● TRECHO DE ORIGEM:
━━━━━━━━━━━━━━━━━━━━━━━━━━━━━━
As medidas são corretas, mas insuficientes. Não houve grandes novidades. A reação, no entanto, foi muito ruim.
Ocorre que, conjuntamente com as medidas de ajuste fiscal, o ministro anunciou que o governo isentará do Imposto da Renda da Pessoa Física (IRPF) as rendas até R$ 5.000.
A perda de receita com a desoneração, de aproximadamente R$ 50 bilhões, será financiada por um imposto sobre as altas rendas. É correto elevar a carga tributária sobre as rendas elevadas no país. O ideal, porém, é que o aumento de receita seja empregado para complementar o esforço fiscal.
O que foi anunciado pareceu somente uma medida eleitoreira. Adicionalmente, ficou claro para todos que o ministro Haddad perdeu a disputa interna e prevaleceram os interesses dos diversos grupos abrigados no atual governo.
━━━━━━━━━━━━━━━━━━━━━━━━━━━━━━
● DADOS FORNECIDOS:
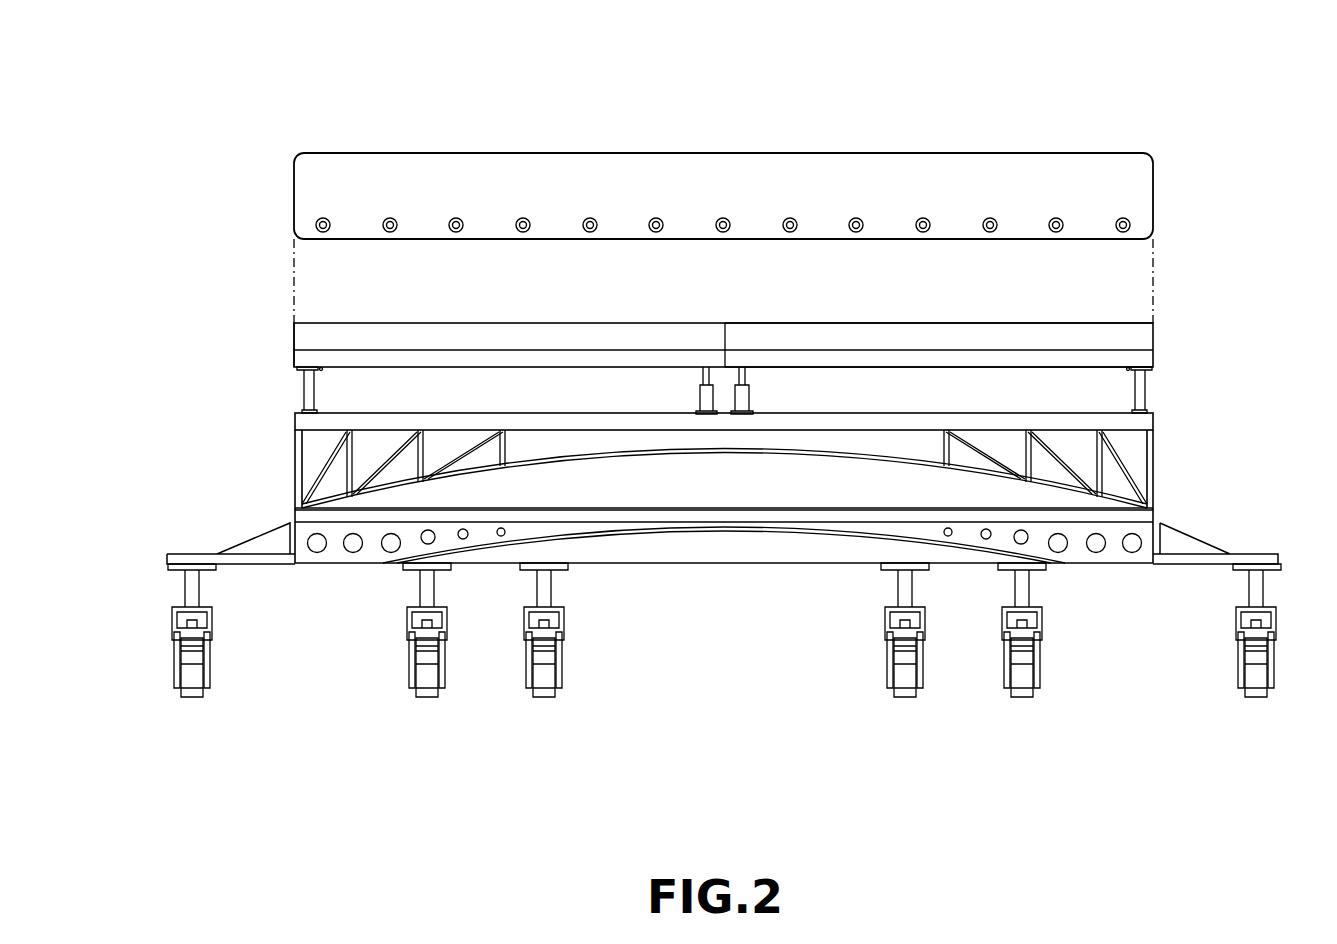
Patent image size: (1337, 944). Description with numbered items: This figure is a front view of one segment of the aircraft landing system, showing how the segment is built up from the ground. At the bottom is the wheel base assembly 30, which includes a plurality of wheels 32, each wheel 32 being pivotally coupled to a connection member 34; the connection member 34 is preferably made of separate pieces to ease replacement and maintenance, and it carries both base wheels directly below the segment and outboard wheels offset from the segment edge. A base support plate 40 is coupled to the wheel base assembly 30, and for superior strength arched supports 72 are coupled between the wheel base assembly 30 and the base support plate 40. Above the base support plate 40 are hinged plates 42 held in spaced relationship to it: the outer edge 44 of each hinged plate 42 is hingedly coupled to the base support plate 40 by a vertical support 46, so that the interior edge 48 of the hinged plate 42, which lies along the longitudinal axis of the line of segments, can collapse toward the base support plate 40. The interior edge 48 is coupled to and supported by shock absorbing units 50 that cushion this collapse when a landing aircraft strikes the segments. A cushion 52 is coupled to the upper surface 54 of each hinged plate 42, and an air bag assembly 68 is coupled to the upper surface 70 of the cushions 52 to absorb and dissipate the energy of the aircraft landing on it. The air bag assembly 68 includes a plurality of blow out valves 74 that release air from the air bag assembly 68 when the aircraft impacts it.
━━━━━━━━━━━━━━━━━━━━━━━━━━━━━━
● DESAFIO 1:
Para cada afirmação a seguir, indique se ela está de acordo com o trecho de origem, respondendo sim ou não e citando literalmente as palavras decisivas do trecho.
(a) A isenção do IRPF anunciada alcançará as rendas até R$ 5.000.
(b) A perda de receita com a desoneração será coberta por corte de gastos.
(c) A reação às medidas foi positiva.
● DESAFIO 2:
Prossiga com o texto sobre as medidas de ajuste fiscal a partir de sua última frase.
Os dados provêm de uma fonte distinta.

● RESPOSTA FINAL 1:
(a) Sim: "o governo isentará do Imposto da Renda da Pessoa Física (IRPF) as rendas até R$ 5.000".
(b) Não: "será financiada por um imposto sobre as altas rendas".
(c) Não: "A reação, no entanto, foi muito ruim."

● RESPOSTA FINAL 2:
É muito ruim que, em meio a uma crise fiscal -o aumento do endividamento entre dezembro de 2022 e dezembro de 2026 será de 14 pontos percentuais do PIB (Produto Interno Bruto)-, a prioridade do presidente da República seja a reeleição.
A situação é ainda pior porque o presidente e seu entorno mais próximo têm interpretado a reação dos preços de mercado como uma conspiração de um grupo de traders para desestabilizar o governo, entendendo-os como pessoas politicamente antagônicas a ele.
A Faria Lima é um conjunto imenso -milhares- de operadores que tomam a melhor decisão que conseguem com as informações disponíveis. Ao contrário do que o núcleo político do governo imagina, não há um cartel de operadores com o objetivo de desestabilizar o Executivo nacional.
O mercado financeiro reagiu muito positivamente ao bom desempenho do governo e do ministro Haddad em 2023. Assim, não passa no teste de realidade a ideia de que há um complô contra o Executivo nacional.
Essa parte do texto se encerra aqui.